» EXCERPTED DATA
───
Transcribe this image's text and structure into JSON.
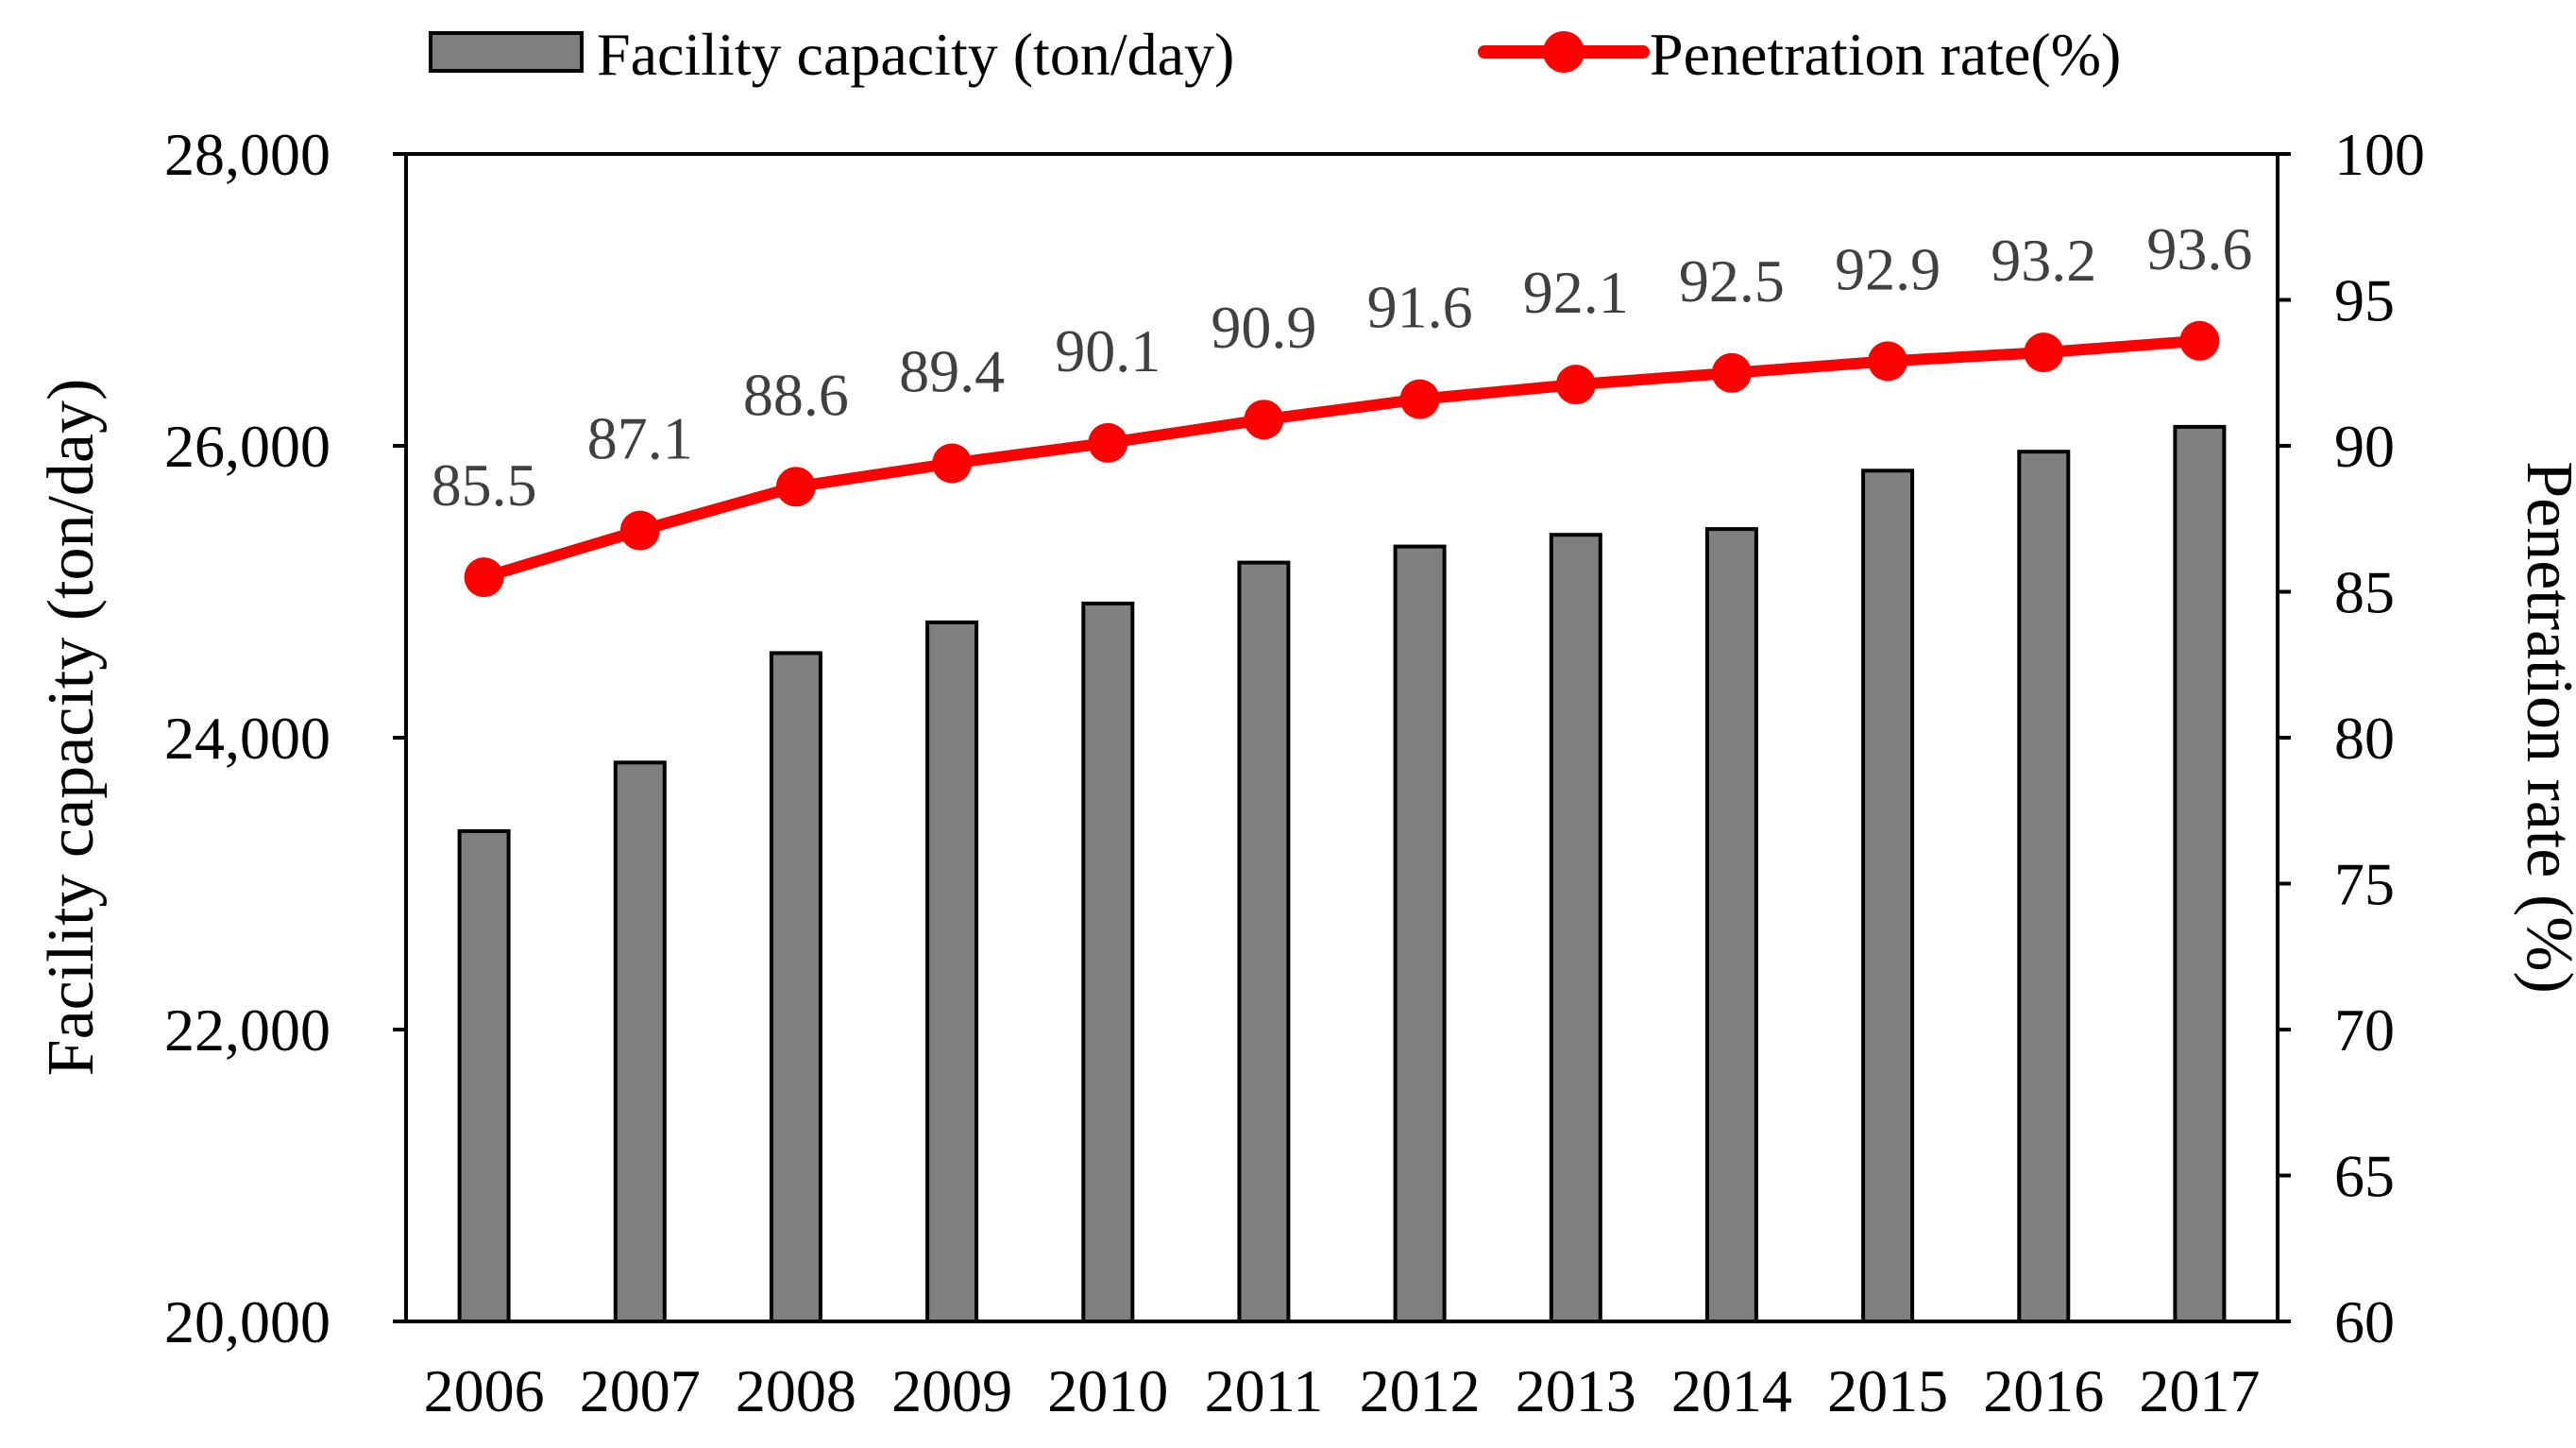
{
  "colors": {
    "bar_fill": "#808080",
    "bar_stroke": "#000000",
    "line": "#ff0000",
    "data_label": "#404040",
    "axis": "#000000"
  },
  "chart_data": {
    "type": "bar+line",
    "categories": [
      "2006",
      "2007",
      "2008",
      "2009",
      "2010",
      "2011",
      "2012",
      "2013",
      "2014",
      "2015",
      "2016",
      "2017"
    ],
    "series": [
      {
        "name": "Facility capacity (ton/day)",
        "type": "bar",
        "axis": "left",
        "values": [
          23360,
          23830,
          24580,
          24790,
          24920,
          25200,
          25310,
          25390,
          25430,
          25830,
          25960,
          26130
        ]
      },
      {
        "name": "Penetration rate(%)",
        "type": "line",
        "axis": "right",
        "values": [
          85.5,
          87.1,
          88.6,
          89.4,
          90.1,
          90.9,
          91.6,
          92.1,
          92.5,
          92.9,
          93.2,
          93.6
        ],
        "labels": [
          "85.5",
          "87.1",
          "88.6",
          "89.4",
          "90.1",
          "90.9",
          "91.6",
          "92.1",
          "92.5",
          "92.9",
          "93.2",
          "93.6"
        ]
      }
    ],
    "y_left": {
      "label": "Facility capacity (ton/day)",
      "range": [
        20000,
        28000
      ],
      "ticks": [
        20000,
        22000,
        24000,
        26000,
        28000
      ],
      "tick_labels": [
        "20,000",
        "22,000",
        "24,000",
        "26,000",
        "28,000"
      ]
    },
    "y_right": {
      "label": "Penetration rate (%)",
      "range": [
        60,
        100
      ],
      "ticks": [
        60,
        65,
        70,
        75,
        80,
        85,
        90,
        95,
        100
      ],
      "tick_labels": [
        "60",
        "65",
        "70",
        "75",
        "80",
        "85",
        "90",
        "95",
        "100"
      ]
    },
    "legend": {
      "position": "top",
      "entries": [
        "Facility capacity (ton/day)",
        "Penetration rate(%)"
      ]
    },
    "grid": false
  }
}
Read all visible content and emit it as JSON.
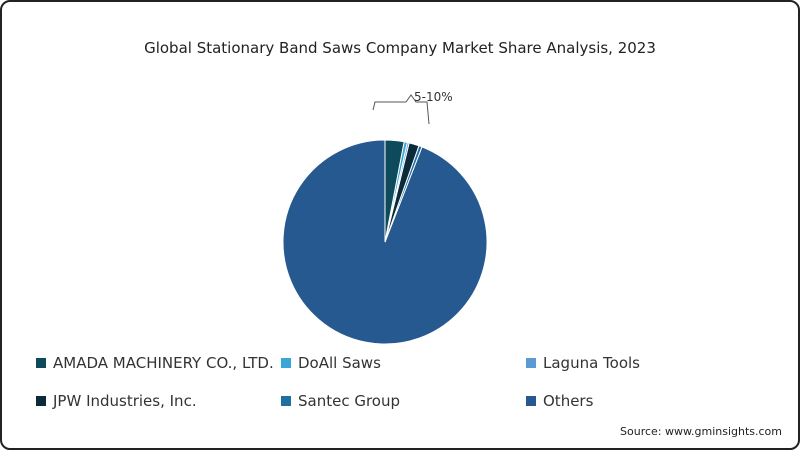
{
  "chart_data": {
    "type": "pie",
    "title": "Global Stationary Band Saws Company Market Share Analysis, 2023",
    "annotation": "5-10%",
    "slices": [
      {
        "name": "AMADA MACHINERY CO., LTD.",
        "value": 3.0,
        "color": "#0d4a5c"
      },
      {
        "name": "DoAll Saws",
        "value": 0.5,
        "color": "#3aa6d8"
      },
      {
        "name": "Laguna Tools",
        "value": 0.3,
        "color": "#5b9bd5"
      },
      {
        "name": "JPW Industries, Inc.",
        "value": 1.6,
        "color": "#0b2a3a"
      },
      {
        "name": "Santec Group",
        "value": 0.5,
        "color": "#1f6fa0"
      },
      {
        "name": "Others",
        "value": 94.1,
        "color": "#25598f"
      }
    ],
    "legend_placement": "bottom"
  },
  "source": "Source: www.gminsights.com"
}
───
» WHAT IS REQUIRED
Return all of the data exactly as written, and drop the pictures.

» WRITTEN RESPONSE
Transcribe this image's text and structure into JSON.
{
  "colors": {
    "bar_fill": "#808080",
    "bar_stroke": "#000000",
    "line": "#ff0000",
    "data_label": "#404040",
    "axis": "#000000"
  },
  "chart_data": {
    "type": "bar+line",
    "categories": [
      "2006",
      "2007",
      "2008",
      "2009",
      "2010",
      "2011",
      "2012",
      "2013",
      "2014",
      "2015",
      "2016",
      "2017"
    ],
    "series": [
      {
        "name": "Facility capacity (ton/day)",
        "type": "bar",
        "axis": "left",
        "values": [
          23360,
          23830,
          24580,
          24790,
          24920,
          25200,
          25310,
          25390,
          25430,
          25830,
          25960,
          26130
        ]
      },
      {
        "name": "Penetration rate(%)",
        "type": "line",
        "axis": "right",
        "values": [
          85.5,
          87.1,
          88.6,
          89.4,
          90.1,
          90.9,
          91.6,
          92.1,
          92.5,
          92.9,
          93.2,
          93.6
        ],
        "labels": [
          "85.5",
          "87.1",
          "88.6",
          "89.4",
          "90.1",
          "90.9",
          "91.6",
          "92.1",
          "92.5",
          "92.9",
          "93.2",
          "93.6"
        ]
      }
    ],
    "y_left": {
      "label": "Facility capacity (ton/day)",
      "range": [
        20000,
        28000
      ],
      "ticks": [
        20000,
        22000,
        24000,
        26000,
        28000
      ],
      "tick_labels": [
        "20,000",
        "22,000",
        "24,000",
        "26,000",
        "28,000"
      ]
    },
    "y_right": {
      "label": "Penetration rate (%)",
      "range": [
        60,
        100
      ],
      "ticks": [
        60,
        65,
        70,
        75,
        80,
        85,
        90,
        95,
        100
      ],
      "tick_labels": [
        "60",
        "65",
        "70",
        "75",
        "80",
        "85",
        "90",
        "95",
        "100"
      ]
    },
    "legend": {
      "position": "top",
      "entries": [
        "Facility capacity (ton/day)",
        "Penetration rate(%)"
      ]
    },
    "grid": false
  }
}
Read all visible content and emit it as JSON.
{
  "chart_data": {
    "type": "pie",
    "title": "Global Stationary Band Saws Company Market Share Analysis, 2023",
    "annotation": "5-10%",
    "slices": [
      {
        "name": "AMADA MACHINERY CO., LTD.",
        "value": 3.0,
        "color": "#0d4a5c"
      },
      {
        "name": "DoAll Saws",
        "value": 0.5,
        "color": "#3aa6d8"
      },
      {
        "name": "Laguna Tools",
        "value": 0.3,
        "color": "#5b9bd5"
      },
      {
        "name": "JPW Industries, Inc.",
        "value": 1.6,
        "color": "#0b2a3a"
      },
      {
        "name": "Santec Group",
        "value": 0.5,
        "color": "#1f6fa0"
      },
      {
        "name": "Others",
        "value": 94.1,
        "color": "#25598f"
      }
    ],
    "legend_placement": "bottom"
  },
  "source": "Source: www.gminsights.com"
}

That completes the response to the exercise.